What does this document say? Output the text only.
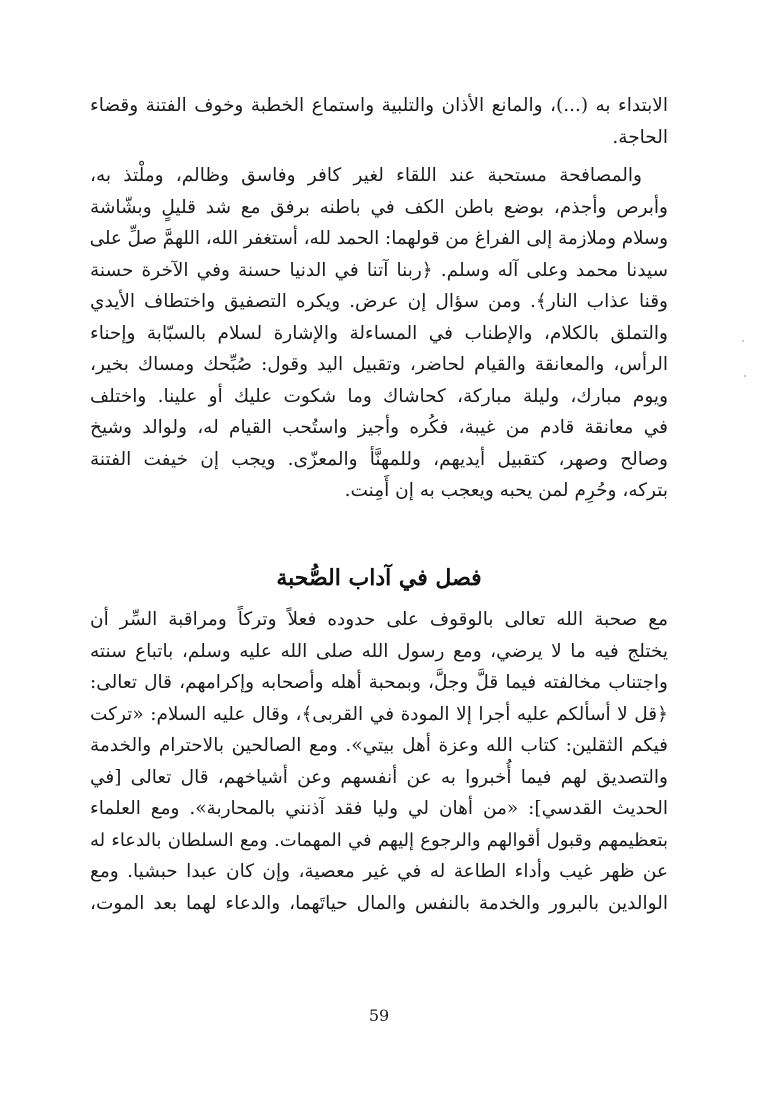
الابتداء به (...)، والمانع الأذان والتلبية واستماع الخطبة وخوف الفتنة وقضاء
الحاجة.
والمصافحة مستحبة عند اللقاء لغير كافر وفاسق وظالم، وملْتذ به،
وأبرص وأجذم، بوضع باطن الكف في باطنه برفق مع شد قليلٍ وبشّاشة
وسلام وملازمة إلى الفراغ من قولهما: الحمد لله، أستغفر الله، اللهمَّ صلِّ على
سيدنا محمد وعلى آله وسلم. ﴿ربنا آتنا في الدنيا حسنة وفي الآخرة حسنة
وقنا عذاب النار﴾. ومن سؤال إن عرض. ويكره التصفيق واختطاف الأيدي
والتملق بالكلام، والإطناب في المساءلة والإشارة لسلام بالسبّابة وإحناء
الرأس، والمعانقة والقيام لحاضر، وتقبيل اليد وقول: صُبِّحك ومساك بخير،
ويوم مبارك، وليلة مباركة، كحاشاك وما شكوت عليك أو علينا. واختلف
في معانقة قادم من غيبة، فكُره وأجيز واستُحب القيام له، ولوالد وشيخ
وصالح وصهر، كتقبيل أيديهم، وللمهنَّأ والمعزّى. ويجب إن خيفت الفتنة
بتركه، وحُرِم لمن يحبه ويعجب به إن أَمِنت.
فصل في آداب الصُّحبة
مع صحبة الله تعالى بالوقوف على حدوده فعلاً وتركاً ومراقبة السِّر أن
يختلج فيه ما لا يرضي، ومع رسول الله صلى الله عليه وسلم، باتباع سنته
واجتناب مخالفته فيما قلَّ وجلَّ، وبمحبة أهله وأصحابه وإكرامهم، قال تعالى:
﴿قل لا أسألكم عليه أجرا إلا المودة في القربى﴾، وقال عليه السلام: «تركت
فيكم الثقلين: كتاب الله وعزة أهل بيتي». ومع الصالحين بالاحترام والخدمة
والتصديق لهم فيما أُخبروا به عن أنفسهم وعن أشياخهم، قال تعالى [في
الحديث القدسي]: «من أهان لي وليا فقد آذنني بالمحاربة». ومع العلماء
بتعظيمهم وقبول أقوالهم والرجوع إليهم في المهمات. ومع السلطان بالدعاء له
عن ظهر غيب وأداء الطاعة له في غير معصية، وإن كان عبدا حبشيا. ومع
الوالدين بالبرور والخدمة بالنفس والمال حياتَهما، والدعاء لهما بعد الموت،
59
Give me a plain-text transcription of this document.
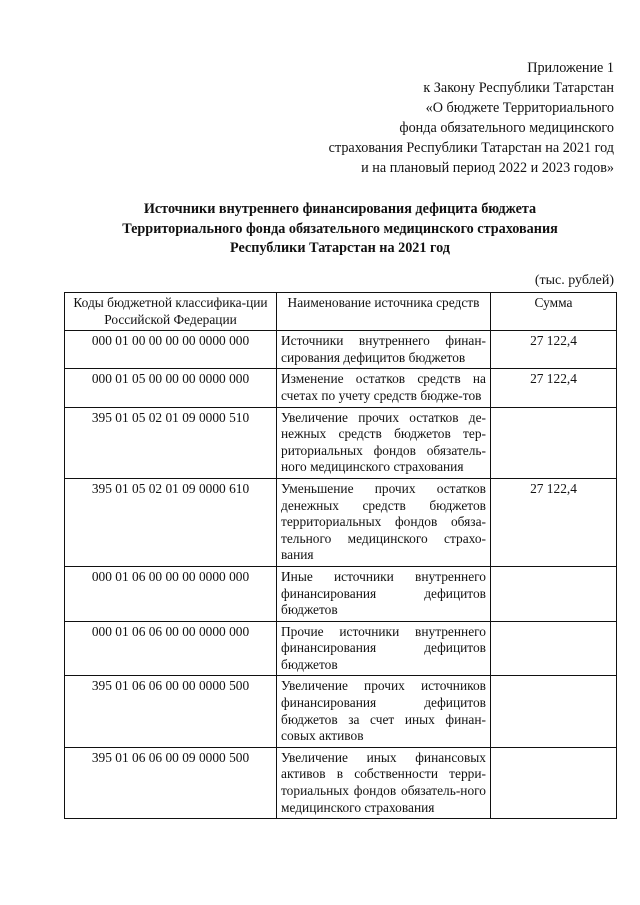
Приложение 1
к Закону Республики Татарстан
«О бюджете Территориального
фонда обязательного медицинского
страхования Республики Татарстан на 2021 год
и на плановый период 2022 и 2023 годов»
Источники внутреннего финансирования дефицита бюджета
Территориального фонда обязательного медицинского страхования
Республики Татарстан на 2021 год
(тыс. рублей)
Коды бюджетной классифика-ции Российской Федерации	Наименование источника средств	Сумма
000 01 00 00 00 00 0000 000	Источники внутреннего финан-сирования дефицитов бюджетов	27 122,4
000 01 05 00 00 00 0000 000	Изменение остатков средств на счетах по учету средств бюдже-тов	27 122,4
395 01 05 02 01 09 0000 510	Увеличение прочих остатков де-нежных средств бюджетов тер-риториальных фондов обязатель-ного медицинского страхования	
395 01 05 02 01 09 0000 610	Уменьшение прочих остатков денежных средств бюджетов территориальных фондов обяза-тельного медицинского страхо-вания	27 122,4
000 01 06 00 00 00 0000 000	Иные источники внутреннего финансирования дефицитов бюджетов	
000 01 06 06 00 00 0000 000	Прочие источники внутреннего финансирования дефицитов бюджетов	
395 01 06 06 00 00 0000 500	Увеличение прочих источников финансирования дефицитов бюджетов за счет иных финан-совых активов	
395 01 06 06 00 09 0000 500	Увеличение иных финансовых активов в собственности терри-ториальных фондов обязатель-ного медицинского страхования	
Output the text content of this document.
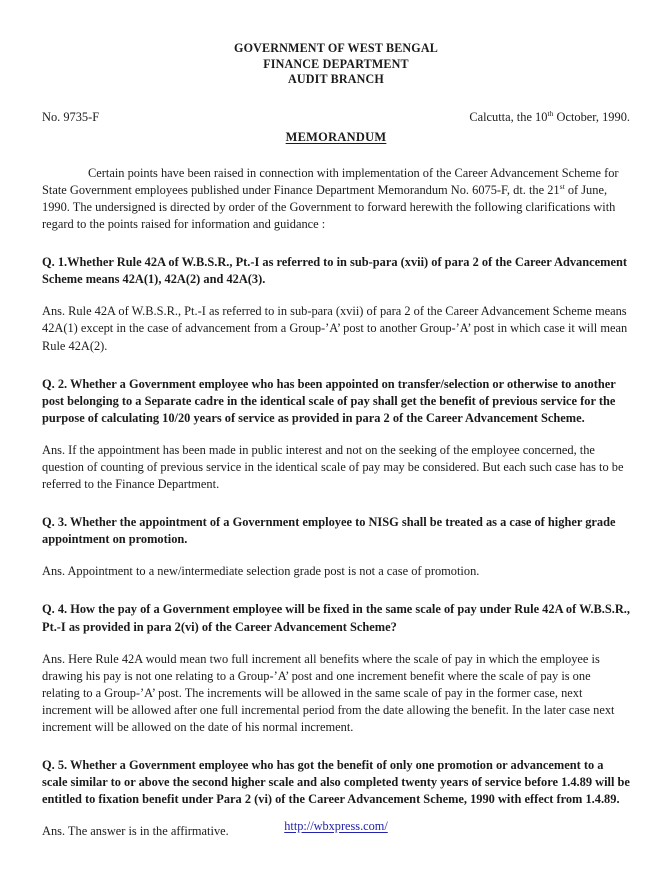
GOVERNMENT OF WEST BENGAL
FINANCE DEPARTMENT
AUDIT BRANCH
No. 9735-F	Calcutta, the 10th October, 1990.
MEMORANDUM

Certain points have been raised in connection with implementation of the Career Advancement Scheme for State Government employees published under Finance Department Memorandum No. 6075-F, dt. the 21st of June, 1990. The undersigned is directed by order of the Government to forward herewith the following clarifications with regard to the points raised for information and guidance :

Q. 1.Whether Rule 42A of W.B.S.R., Pt.-I as referred to in sub-para (xvii) of para 2 of the Career Advancement Scheme means 42A(1), 42A(2) and 42A(3).

Ans. Rule 42A of W.B.S.R., Pt.-I as referred to in sub-para (xvii) of para 2 of the Career Advancement Scheme means 42A(1) except in the case of advancement from a Group-’A’ post to another Group-’A’ post in which case it will mean Rule 42A(2).

Q. 2. Whether a Government employee who has been appointed on transfer/selection or otherwise to another post belonging to a Separate cadre in the identical scale of pay shall get the benefit of previous service for the purpose of calculating 10/20 years of service as provided in para 2 of the Career Advancement Scheme.

Ans. If the appointment has been made in public interest and not on the seeking of the employee concerned, the question of counting of previous service in the identical scale of pay may be considered. But each such case has to be referred to the Finance Department.

Q. 3. Whether the appointment of a Government employee to NISG shall be treated as a case of higher grade appointment on promotion.

Ans. Appointment to a new/intermediate selection grade post is not a case of promotion.

Q. 4. How the pay of a Government employee will be fixed in the same scale of pay under Rule 42A of W.B.S.R., Pt.-I as provided in para 2(vi) of the Career Advancement Scheme?

Ans. Here Rule 42A would mean two full increment all benefits where the scale of pay in which the employee is drawing his pay is not one relating to a Group-’A’ post and one increment benefit where the scale of pay is one relating to a Group-’A’ post. The increments will be allowed in the same scale of pay in the former case, next increment will be allowed after one full incremental period from the date allowing the benefit. In the later case next increment will be allowed on the date of his normal increment.

Q. 5. Whether a Government employee who has got the benefit of only one promotion or advancement to a scale similar to or above the second higher scale and also completed twenty years of service before 1.4.89 will be entitled to fixation benefit under Para 2 (vi) of the Career Advancement Scheme, 1990 with effect from 1.4.89.

Ans. The answer is in the affirmative.	http://wbxpress.com/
—————
◆ Directions for this task ◆
In the listing, find all lines with the string "страхования" and copy them.

◆ Written solution ◆
страхования Республики Татарстан на 2021 год
Территориального фонда обязательного медицинского страхования
395 01 05 02 01 09 0000 510	Увеличение прочих остатков де-нежных средств бюджетов тер-риториальных фондов обязатель-ного медицинского страхования	
395 01 06 06 00 09 0000 500	Увеличение иных финансовых активов в собственности терри-ториальных фондов обязатель-ного медицинского страхования	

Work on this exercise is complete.